Provided material
"""
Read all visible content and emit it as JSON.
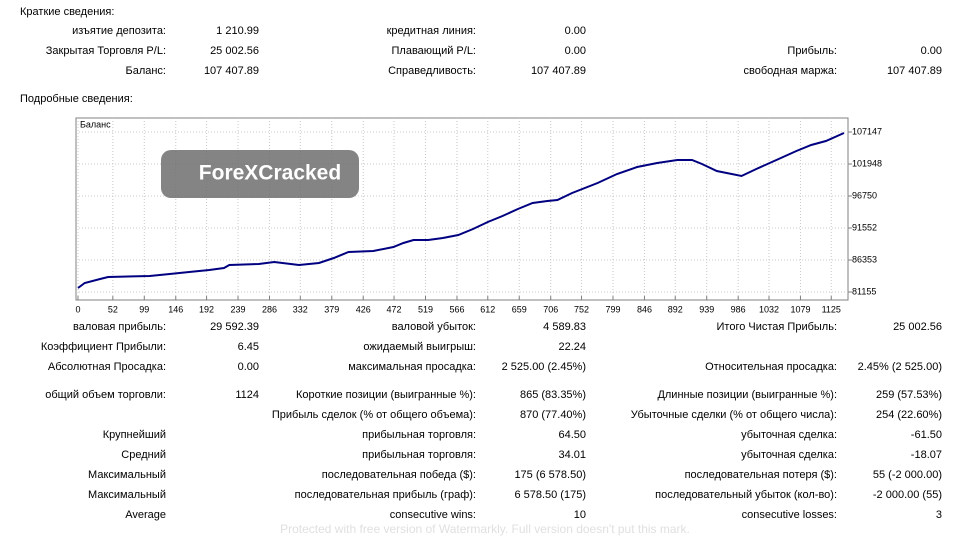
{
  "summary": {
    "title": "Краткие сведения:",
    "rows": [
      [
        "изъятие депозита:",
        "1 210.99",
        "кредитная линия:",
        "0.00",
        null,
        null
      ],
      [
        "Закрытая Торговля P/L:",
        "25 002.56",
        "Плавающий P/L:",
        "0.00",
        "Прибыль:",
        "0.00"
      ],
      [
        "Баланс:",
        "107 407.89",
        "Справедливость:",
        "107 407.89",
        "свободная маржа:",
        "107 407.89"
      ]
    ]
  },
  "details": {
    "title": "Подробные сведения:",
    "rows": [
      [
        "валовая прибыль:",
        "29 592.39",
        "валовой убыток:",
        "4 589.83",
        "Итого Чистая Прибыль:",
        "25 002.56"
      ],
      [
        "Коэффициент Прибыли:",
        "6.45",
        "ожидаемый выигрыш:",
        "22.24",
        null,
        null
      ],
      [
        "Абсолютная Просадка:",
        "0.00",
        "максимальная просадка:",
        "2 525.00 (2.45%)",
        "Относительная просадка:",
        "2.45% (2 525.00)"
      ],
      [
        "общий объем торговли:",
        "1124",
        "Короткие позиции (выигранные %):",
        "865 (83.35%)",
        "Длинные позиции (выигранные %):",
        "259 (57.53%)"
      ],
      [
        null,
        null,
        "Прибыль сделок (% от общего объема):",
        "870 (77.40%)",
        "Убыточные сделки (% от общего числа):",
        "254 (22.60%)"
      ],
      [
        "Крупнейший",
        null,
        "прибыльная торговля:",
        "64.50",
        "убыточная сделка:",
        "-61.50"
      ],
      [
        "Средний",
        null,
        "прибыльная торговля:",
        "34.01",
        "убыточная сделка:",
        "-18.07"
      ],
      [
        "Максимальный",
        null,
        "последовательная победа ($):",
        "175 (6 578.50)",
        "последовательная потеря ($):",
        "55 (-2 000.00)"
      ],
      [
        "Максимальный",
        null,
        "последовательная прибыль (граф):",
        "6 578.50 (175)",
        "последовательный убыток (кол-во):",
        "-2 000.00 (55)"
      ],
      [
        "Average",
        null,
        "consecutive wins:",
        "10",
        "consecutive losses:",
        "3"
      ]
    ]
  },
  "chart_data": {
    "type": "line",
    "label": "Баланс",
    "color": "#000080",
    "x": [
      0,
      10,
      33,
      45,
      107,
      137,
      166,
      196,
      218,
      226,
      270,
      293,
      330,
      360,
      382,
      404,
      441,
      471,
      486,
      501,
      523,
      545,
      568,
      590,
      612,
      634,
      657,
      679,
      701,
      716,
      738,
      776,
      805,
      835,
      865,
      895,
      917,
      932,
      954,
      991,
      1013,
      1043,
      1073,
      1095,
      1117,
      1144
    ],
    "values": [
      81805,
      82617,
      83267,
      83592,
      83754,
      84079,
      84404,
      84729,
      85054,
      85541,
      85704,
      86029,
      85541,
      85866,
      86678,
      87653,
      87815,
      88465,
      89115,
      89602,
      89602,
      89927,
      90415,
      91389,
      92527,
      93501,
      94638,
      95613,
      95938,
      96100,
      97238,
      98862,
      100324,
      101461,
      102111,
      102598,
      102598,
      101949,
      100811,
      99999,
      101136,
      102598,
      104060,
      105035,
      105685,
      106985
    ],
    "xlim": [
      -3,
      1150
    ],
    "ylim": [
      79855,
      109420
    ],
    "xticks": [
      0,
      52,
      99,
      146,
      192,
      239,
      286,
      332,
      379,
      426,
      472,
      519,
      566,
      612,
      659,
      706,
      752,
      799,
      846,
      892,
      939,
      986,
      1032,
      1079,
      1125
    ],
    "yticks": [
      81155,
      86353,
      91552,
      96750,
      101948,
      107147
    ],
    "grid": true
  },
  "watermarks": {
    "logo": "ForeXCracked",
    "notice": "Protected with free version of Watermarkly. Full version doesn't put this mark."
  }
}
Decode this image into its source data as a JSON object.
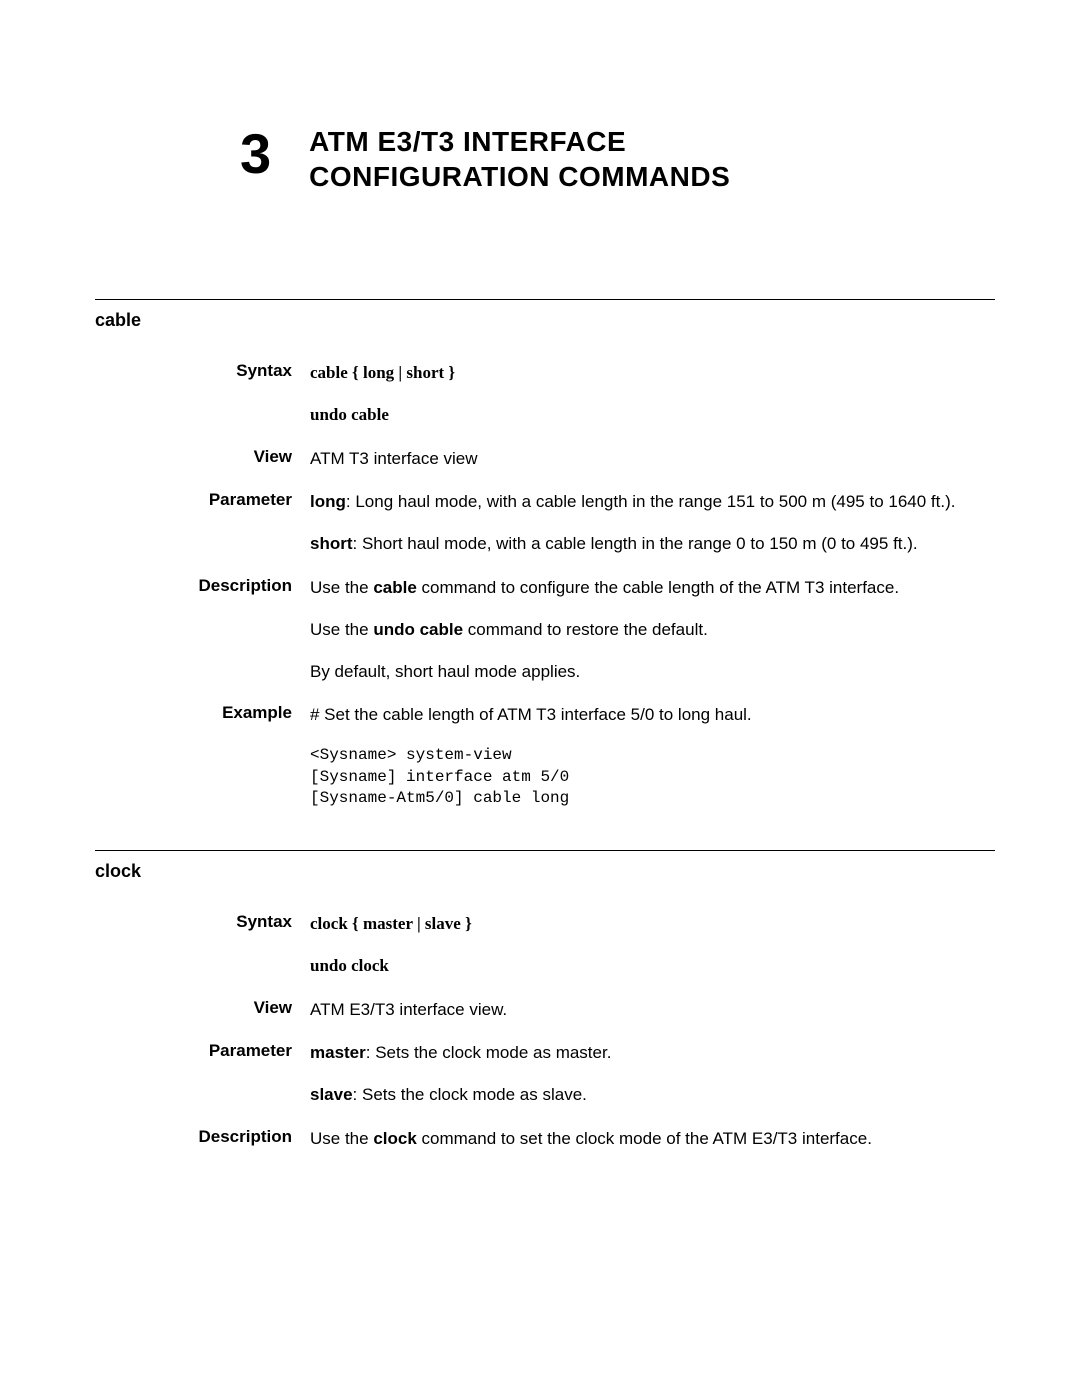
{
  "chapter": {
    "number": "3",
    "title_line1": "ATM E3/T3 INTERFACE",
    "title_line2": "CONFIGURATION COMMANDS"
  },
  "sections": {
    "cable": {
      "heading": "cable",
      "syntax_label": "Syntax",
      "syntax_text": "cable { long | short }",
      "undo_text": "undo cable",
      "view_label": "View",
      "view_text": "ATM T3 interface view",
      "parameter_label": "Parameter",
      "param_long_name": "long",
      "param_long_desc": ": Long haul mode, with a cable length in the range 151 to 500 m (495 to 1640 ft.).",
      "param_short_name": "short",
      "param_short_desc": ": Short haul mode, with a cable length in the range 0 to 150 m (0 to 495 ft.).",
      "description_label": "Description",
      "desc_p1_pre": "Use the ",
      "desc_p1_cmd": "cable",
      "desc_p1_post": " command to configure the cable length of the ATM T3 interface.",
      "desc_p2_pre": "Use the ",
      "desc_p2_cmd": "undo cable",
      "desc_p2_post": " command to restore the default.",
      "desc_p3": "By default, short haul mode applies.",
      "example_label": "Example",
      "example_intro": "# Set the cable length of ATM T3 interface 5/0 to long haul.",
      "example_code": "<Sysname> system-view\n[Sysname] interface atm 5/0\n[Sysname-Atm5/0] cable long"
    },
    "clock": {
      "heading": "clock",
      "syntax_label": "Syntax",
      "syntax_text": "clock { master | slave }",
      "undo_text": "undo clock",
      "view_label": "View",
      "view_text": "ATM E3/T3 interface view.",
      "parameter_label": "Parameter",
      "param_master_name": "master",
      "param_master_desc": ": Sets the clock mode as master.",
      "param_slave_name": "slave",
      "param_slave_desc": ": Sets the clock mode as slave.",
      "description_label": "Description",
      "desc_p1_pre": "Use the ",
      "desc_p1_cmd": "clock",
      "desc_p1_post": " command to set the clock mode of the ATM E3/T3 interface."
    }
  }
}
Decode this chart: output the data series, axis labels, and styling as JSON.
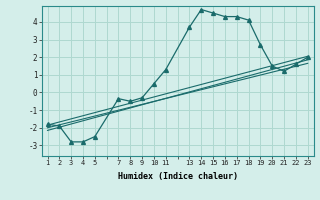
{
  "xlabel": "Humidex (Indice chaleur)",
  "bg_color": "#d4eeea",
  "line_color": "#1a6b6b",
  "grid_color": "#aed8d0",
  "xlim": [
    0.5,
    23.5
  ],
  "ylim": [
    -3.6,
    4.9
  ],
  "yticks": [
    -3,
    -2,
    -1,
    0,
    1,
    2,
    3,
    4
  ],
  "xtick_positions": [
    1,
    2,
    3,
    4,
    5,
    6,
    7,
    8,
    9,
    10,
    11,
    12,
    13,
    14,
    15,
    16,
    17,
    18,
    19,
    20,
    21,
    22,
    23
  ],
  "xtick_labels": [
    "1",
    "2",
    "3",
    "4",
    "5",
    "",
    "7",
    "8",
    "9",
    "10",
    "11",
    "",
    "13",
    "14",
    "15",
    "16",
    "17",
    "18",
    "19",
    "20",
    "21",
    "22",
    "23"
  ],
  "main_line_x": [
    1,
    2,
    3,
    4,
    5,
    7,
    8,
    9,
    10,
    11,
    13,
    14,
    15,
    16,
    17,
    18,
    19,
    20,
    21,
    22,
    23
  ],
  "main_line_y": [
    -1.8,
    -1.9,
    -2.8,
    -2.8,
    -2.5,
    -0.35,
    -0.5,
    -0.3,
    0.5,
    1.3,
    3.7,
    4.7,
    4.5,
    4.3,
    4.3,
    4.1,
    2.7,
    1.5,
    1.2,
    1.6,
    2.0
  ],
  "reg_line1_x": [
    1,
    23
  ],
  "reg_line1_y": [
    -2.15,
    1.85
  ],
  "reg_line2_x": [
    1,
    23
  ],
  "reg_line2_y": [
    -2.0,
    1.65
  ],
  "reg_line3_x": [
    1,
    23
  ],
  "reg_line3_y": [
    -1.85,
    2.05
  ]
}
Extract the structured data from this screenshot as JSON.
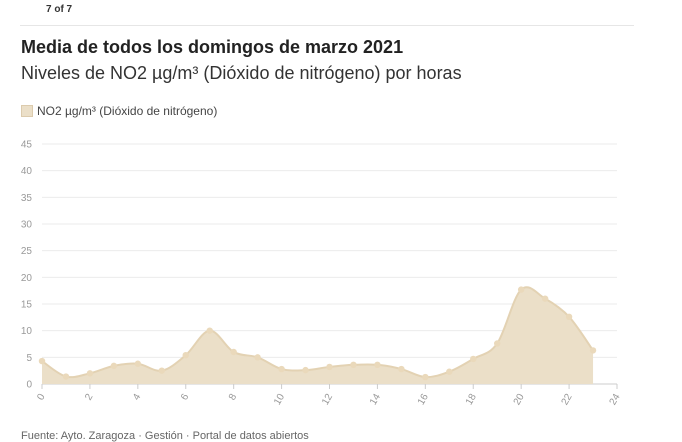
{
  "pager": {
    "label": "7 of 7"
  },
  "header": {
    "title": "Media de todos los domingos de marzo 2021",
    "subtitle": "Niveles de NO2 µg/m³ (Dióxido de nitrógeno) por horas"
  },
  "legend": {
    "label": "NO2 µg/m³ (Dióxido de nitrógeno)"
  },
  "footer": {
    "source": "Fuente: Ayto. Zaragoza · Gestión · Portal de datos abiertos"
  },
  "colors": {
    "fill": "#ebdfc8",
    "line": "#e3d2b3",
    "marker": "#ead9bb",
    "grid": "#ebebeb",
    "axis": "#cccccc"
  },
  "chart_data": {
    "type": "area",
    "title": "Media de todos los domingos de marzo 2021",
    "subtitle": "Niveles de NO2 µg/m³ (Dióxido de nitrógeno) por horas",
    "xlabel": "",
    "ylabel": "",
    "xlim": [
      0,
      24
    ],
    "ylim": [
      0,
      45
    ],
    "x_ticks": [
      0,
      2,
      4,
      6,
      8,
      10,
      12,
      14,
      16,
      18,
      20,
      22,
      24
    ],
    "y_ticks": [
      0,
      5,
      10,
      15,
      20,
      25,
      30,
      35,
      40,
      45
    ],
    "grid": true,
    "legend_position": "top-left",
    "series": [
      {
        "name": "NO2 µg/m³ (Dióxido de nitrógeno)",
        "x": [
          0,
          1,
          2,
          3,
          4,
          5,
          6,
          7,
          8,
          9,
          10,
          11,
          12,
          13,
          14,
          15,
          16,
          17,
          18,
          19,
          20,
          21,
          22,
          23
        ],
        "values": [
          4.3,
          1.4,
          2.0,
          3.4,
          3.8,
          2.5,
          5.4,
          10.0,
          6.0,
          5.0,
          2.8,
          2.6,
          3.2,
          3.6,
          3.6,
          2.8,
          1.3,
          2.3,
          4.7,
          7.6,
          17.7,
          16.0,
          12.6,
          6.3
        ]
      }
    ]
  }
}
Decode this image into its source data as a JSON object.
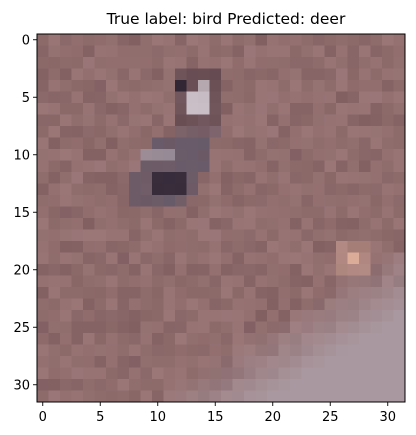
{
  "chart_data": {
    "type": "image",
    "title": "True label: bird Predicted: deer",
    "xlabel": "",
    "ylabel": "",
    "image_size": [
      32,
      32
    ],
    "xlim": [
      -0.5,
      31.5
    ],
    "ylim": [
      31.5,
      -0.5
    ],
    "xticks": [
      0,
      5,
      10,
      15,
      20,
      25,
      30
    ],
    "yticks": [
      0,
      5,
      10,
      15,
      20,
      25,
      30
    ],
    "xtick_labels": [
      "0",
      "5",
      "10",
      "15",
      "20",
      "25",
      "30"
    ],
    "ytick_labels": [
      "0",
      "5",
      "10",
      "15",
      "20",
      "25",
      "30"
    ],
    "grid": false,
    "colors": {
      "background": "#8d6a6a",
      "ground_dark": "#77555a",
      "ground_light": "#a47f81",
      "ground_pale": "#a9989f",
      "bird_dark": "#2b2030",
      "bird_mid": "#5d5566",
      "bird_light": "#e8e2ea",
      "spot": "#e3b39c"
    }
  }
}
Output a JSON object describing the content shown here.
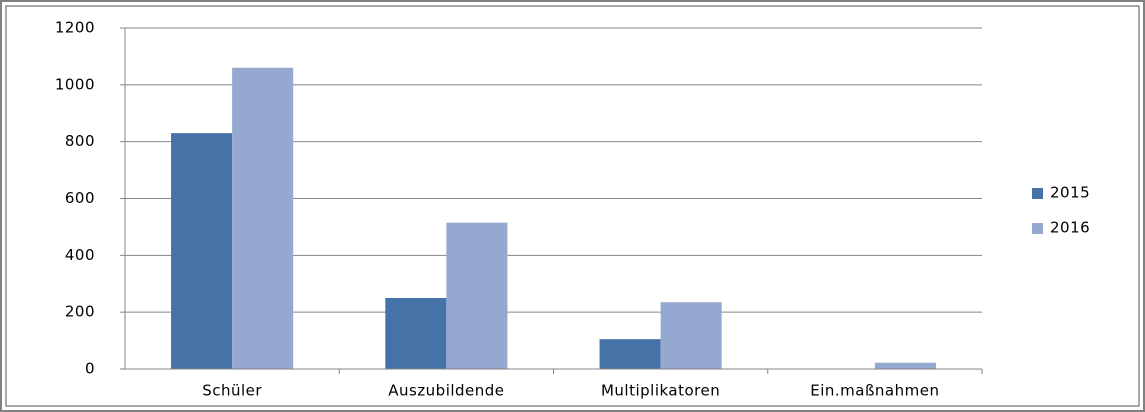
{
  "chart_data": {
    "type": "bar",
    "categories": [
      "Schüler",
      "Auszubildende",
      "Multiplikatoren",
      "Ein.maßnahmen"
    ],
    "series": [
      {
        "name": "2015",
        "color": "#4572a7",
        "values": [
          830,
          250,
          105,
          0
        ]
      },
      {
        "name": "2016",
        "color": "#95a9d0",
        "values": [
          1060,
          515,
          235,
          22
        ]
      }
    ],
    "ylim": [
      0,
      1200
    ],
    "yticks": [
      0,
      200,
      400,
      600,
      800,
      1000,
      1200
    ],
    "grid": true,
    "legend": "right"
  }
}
"""
Brief
In the listing above, find each line with the word "haul" and copy it.

Solution to this task
      "param_long_desc": ": Long haul mode, with a cable length in the range 151 to 500 m (495 to 1640 ft.).",
      "param_short_desc": ": Short haul mode, with a cable length in the range 0 to 150 m (0 to 495 ft.).",
      "desc_p3": "By default, short haul mode applies.",
      "example_intro": "# Set the cable length of ATM T3 interface 5/0 to long haul.",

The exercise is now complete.